#### Entries supplied:

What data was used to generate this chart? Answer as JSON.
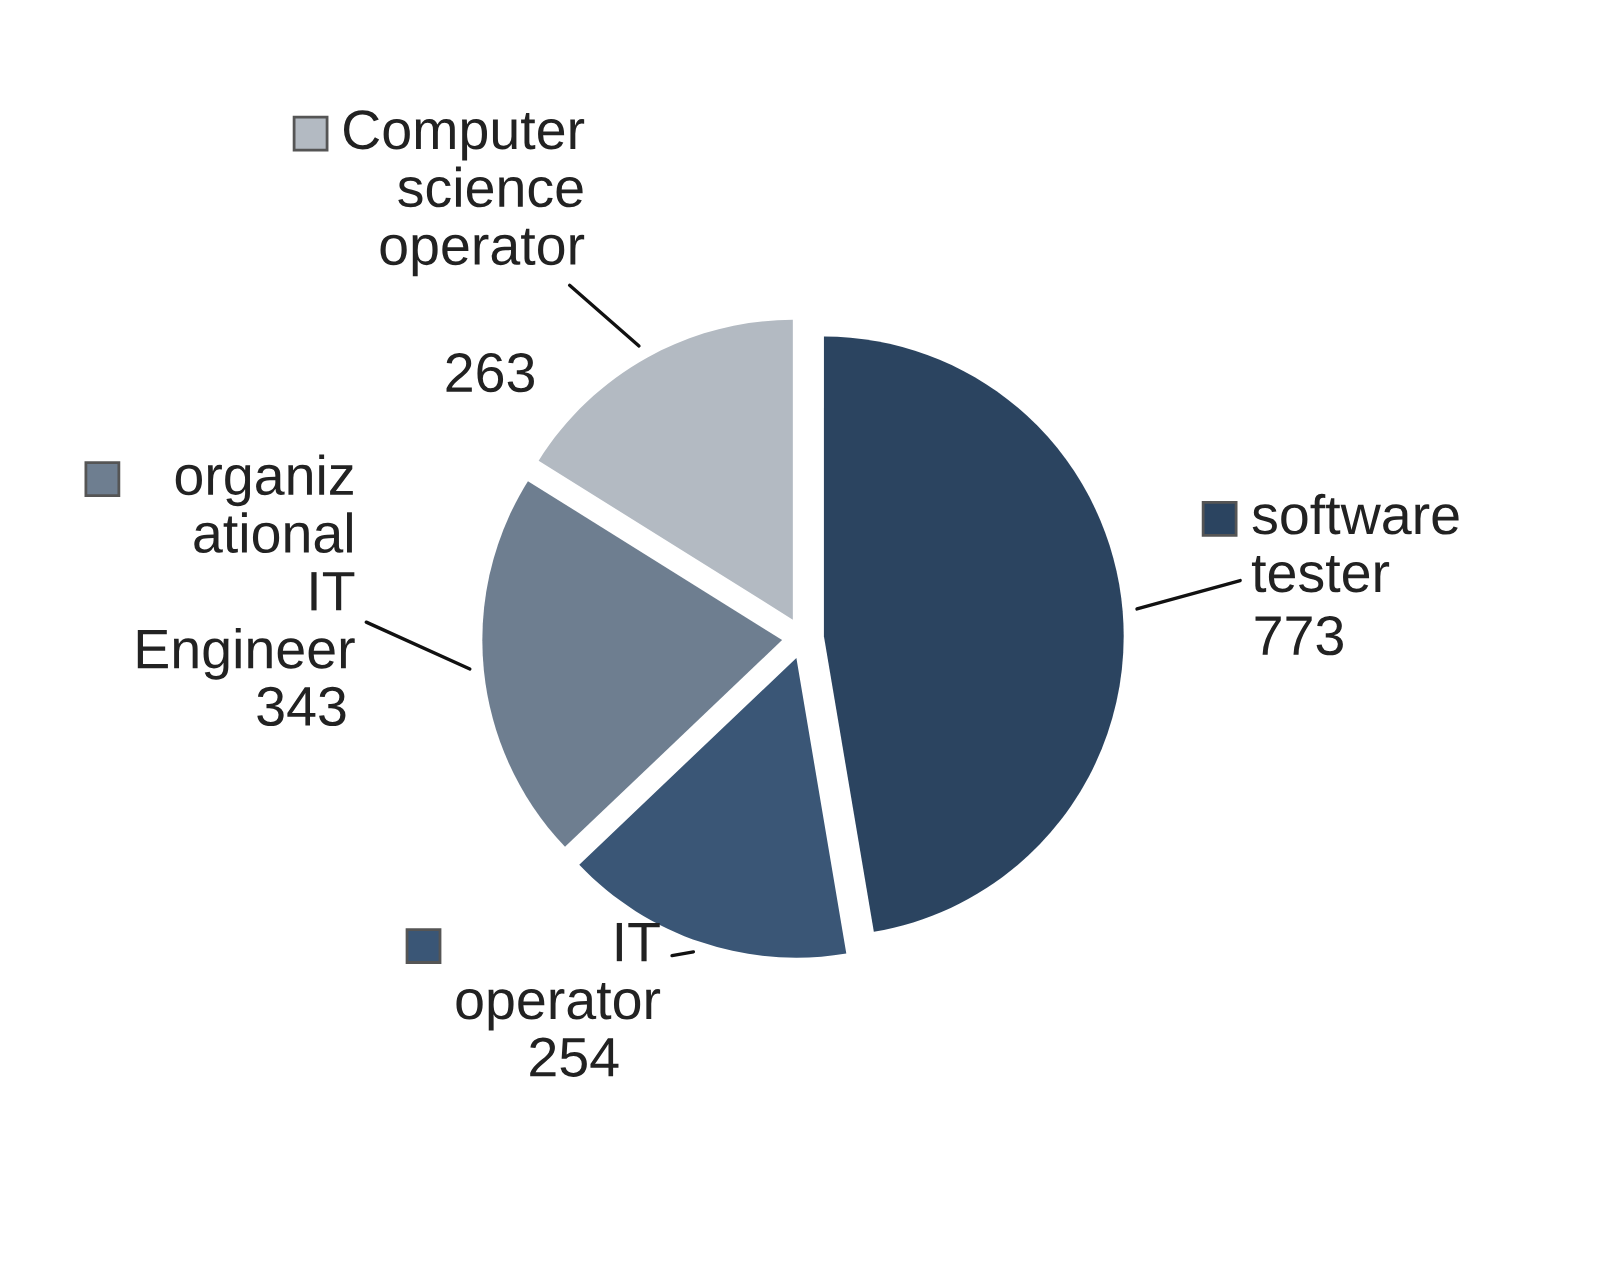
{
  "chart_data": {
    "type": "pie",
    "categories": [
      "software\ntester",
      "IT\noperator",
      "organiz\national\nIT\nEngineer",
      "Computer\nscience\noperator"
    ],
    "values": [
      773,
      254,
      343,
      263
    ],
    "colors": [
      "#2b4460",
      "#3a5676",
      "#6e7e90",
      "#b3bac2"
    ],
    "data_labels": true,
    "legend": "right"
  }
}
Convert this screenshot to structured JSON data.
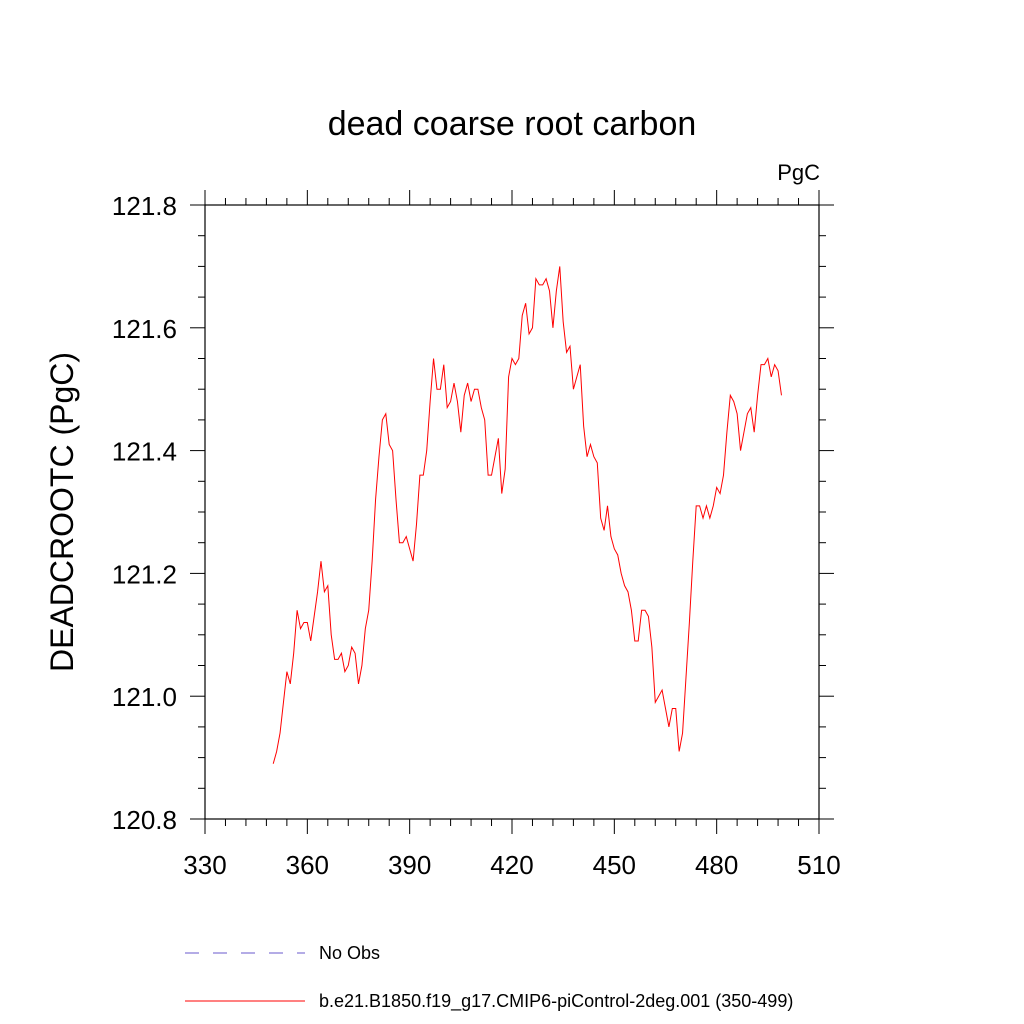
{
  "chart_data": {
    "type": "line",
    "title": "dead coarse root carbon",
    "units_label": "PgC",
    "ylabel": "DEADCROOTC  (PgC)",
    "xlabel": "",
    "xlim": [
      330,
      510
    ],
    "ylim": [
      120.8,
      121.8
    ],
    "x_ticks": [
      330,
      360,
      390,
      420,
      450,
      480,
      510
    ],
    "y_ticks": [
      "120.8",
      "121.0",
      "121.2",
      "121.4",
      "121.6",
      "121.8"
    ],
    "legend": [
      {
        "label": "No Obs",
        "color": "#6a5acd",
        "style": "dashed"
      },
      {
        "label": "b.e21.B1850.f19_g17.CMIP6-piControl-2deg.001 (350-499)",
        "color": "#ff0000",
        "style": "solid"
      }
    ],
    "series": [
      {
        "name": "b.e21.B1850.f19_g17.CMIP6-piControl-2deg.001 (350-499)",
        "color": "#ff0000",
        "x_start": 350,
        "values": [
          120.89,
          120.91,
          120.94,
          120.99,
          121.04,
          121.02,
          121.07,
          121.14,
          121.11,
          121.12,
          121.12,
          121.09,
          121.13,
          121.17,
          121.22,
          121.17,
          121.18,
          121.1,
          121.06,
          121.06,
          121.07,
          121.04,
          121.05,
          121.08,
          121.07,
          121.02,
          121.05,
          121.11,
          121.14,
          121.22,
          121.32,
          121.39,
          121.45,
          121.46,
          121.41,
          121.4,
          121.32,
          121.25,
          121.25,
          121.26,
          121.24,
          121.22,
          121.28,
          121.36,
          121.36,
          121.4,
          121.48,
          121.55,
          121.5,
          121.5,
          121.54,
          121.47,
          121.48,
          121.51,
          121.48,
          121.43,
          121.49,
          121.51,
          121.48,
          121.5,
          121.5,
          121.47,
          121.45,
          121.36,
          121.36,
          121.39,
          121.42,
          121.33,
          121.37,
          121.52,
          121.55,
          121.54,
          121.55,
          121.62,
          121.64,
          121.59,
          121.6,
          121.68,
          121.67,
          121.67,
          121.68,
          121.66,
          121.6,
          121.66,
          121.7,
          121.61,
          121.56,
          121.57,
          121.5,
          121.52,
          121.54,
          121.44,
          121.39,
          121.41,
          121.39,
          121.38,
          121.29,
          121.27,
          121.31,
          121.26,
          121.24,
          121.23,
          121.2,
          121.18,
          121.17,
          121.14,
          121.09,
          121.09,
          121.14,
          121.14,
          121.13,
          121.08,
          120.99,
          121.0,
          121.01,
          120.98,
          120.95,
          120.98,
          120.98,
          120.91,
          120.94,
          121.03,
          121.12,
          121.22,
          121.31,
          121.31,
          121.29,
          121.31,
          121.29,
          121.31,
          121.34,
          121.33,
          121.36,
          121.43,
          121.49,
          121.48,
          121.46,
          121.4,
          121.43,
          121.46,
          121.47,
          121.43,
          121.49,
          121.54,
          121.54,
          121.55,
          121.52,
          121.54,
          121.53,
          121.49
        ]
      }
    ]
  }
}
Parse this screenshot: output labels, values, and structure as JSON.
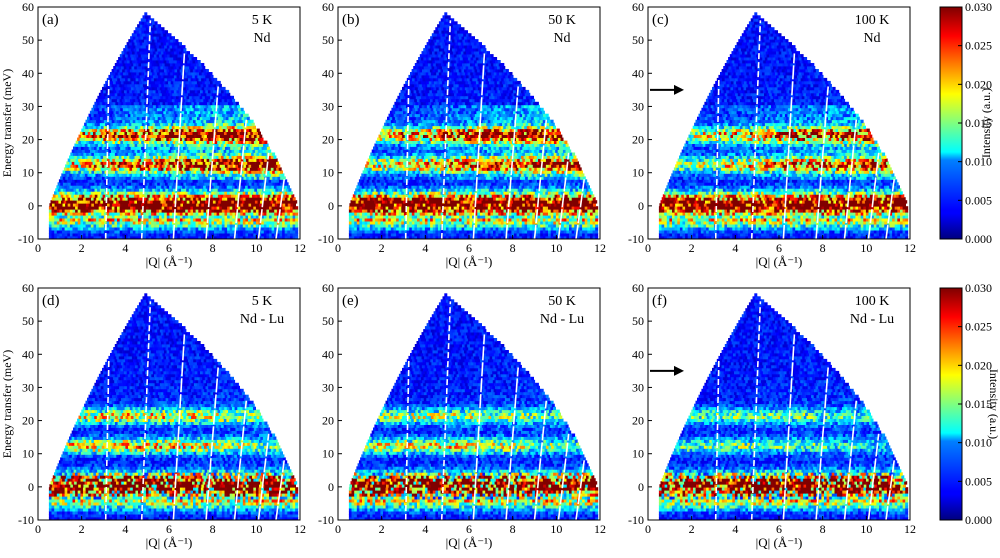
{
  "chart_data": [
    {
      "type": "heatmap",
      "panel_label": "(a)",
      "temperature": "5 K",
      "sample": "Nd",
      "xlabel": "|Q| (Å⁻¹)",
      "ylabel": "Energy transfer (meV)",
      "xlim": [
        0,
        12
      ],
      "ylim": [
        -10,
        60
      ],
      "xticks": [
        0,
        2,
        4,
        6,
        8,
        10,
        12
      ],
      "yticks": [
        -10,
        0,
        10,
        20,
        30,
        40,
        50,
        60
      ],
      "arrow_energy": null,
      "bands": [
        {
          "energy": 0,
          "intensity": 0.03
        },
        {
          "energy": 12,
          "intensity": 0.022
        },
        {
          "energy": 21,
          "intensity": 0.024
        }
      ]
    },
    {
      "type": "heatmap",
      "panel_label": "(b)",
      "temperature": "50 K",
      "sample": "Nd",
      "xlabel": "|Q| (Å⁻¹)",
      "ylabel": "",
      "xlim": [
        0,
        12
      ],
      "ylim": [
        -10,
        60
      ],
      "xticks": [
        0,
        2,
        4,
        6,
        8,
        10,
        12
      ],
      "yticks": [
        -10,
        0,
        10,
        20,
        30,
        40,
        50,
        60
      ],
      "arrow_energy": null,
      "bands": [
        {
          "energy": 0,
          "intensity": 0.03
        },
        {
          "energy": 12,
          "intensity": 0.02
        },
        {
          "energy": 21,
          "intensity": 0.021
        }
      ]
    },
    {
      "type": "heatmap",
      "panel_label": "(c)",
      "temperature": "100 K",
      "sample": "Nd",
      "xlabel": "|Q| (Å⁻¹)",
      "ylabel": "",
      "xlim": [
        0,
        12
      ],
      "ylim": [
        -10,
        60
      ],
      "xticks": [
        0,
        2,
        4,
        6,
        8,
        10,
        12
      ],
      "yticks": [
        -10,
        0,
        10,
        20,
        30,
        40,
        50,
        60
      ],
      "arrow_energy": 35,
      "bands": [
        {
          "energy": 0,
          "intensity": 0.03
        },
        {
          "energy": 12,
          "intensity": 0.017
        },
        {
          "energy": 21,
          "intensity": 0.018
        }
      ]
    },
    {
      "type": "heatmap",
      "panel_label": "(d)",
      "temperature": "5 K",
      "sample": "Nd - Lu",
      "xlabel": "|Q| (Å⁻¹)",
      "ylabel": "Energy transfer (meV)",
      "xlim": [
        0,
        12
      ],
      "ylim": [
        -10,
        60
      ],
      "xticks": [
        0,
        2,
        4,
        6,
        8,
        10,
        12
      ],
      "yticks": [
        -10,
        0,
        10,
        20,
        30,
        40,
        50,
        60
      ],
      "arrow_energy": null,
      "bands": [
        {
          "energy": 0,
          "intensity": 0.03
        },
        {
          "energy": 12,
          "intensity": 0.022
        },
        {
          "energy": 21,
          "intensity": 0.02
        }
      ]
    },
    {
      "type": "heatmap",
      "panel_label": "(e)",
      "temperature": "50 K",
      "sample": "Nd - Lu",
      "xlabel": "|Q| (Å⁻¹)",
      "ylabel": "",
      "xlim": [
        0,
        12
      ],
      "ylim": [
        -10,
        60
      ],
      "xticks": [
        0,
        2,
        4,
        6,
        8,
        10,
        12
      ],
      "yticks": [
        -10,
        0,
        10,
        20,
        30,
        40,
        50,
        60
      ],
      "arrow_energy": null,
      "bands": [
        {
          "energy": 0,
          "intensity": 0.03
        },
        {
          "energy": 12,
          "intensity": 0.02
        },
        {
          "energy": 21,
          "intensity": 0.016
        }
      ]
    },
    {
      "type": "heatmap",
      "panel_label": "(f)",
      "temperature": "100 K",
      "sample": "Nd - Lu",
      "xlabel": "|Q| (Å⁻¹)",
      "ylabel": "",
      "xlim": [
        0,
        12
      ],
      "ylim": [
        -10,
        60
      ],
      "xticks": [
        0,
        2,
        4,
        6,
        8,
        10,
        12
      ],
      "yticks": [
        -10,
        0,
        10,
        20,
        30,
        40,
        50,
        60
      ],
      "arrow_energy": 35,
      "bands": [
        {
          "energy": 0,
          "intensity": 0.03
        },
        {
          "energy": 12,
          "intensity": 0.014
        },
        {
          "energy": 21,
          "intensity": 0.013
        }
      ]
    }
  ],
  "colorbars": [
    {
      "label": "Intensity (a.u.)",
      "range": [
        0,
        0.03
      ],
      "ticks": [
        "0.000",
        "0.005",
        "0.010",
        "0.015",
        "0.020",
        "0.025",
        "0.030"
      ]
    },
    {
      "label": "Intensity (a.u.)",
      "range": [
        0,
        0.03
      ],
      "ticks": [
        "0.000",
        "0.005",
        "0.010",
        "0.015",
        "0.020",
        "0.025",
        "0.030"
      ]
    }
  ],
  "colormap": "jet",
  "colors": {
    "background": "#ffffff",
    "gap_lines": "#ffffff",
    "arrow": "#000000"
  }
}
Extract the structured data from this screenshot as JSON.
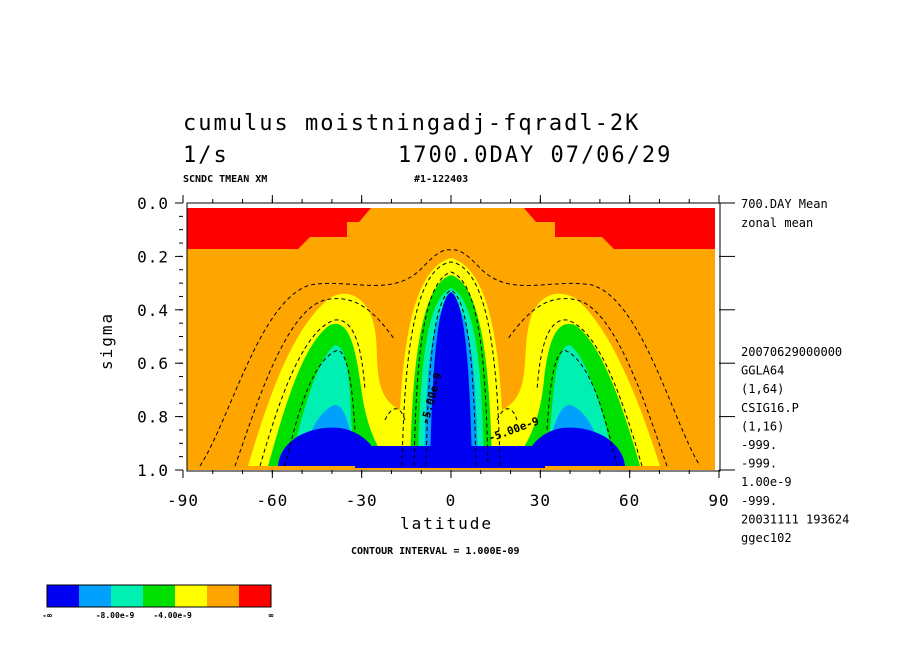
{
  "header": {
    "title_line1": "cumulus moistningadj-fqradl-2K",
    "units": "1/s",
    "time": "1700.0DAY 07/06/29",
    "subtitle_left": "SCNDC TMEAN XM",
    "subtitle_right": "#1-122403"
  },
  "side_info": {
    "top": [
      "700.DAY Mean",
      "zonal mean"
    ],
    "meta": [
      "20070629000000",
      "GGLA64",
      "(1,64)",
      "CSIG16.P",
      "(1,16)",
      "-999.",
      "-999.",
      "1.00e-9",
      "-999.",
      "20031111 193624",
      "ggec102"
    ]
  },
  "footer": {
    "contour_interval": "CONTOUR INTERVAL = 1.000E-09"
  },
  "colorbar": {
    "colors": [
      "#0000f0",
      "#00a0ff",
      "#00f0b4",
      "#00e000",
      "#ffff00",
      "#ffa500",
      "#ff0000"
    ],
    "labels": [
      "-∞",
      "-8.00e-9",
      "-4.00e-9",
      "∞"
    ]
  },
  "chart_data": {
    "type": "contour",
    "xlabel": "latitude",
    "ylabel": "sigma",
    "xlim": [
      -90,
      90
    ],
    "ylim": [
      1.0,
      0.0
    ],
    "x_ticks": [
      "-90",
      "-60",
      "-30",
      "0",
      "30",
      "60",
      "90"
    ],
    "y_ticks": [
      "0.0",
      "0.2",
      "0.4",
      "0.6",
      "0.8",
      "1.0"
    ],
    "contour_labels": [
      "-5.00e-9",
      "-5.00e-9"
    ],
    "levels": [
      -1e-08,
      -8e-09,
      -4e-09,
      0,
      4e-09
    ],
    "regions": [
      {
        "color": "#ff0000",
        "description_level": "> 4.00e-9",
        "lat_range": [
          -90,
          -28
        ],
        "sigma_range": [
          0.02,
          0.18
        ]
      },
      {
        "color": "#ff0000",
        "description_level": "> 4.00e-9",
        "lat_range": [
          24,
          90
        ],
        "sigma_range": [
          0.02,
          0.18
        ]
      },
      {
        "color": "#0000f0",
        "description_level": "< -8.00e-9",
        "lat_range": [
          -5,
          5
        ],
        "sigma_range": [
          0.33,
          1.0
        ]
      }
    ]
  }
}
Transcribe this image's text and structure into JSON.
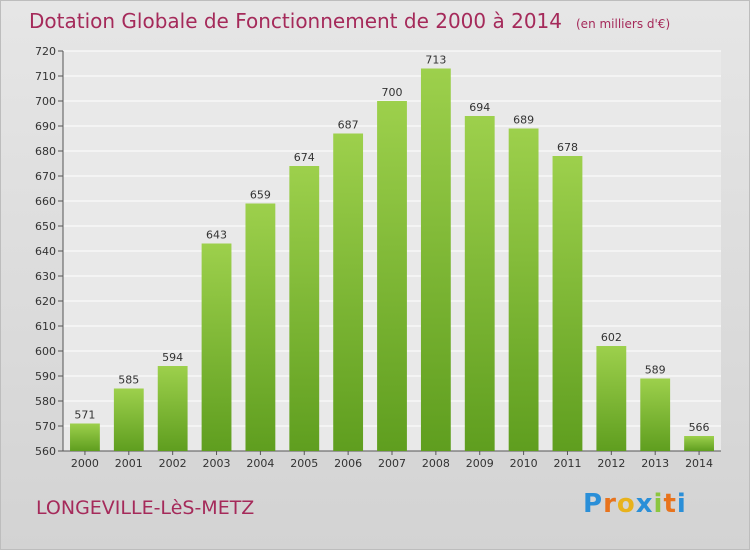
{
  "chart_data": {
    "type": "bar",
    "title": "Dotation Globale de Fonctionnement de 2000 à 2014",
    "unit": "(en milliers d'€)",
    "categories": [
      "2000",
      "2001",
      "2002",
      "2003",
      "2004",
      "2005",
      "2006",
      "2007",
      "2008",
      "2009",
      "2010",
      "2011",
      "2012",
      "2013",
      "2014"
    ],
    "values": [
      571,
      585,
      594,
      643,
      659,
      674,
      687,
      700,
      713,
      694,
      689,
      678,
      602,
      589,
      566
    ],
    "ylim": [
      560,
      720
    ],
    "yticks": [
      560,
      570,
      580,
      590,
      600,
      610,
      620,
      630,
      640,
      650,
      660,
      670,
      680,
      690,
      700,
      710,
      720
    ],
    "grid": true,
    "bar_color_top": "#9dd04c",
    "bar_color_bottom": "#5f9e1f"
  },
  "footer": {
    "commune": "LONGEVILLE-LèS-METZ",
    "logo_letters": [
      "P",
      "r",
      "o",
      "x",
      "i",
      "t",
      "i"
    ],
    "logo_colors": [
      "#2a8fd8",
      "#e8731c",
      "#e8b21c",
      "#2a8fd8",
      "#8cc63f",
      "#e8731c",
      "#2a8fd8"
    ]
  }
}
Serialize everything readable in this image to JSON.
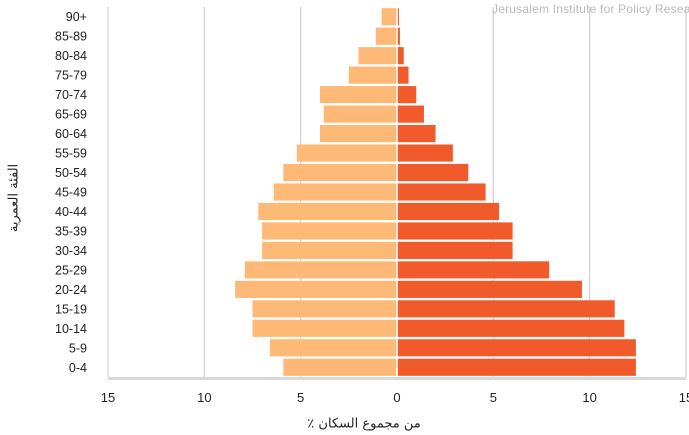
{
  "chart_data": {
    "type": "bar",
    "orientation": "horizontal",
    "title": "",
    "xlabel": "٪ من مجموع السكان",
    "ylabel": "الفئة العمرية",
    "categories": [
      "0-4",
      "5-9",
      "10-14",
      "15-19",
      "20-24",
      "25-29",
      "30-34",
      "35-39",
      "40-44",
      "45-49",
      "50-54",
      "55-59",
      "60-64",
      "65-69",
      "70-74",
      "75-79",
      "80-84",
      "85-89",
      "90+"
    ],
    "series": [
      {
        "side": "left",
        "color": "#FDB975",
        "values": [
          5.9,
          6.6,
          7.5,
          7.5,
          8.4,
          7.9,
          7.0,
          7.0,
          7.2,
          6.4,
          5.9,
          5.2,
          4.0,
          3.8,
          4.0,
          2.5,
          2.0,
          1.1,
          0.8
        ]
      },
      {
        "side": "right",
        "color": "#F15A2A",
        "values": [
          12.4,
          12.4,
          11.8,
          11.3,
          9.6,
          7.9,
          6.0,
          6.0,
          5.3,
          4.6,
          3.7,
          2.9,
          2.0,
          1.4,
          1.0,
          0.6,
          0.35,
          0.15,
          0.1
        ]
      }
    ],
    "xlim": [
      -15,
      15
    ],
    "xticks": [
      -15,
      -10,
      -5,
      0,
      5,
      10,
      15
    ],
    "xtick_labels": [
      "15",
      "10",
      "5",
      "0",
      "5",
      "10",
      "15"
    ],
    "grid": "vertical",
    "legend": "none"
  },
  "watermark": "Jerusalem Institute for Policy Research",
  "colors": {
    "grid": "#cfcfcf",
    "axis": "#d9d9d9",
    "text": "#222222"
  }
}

#### Written task:
Say how many lines in the records contain the string "this", and say nothing else.

#### Final result:
6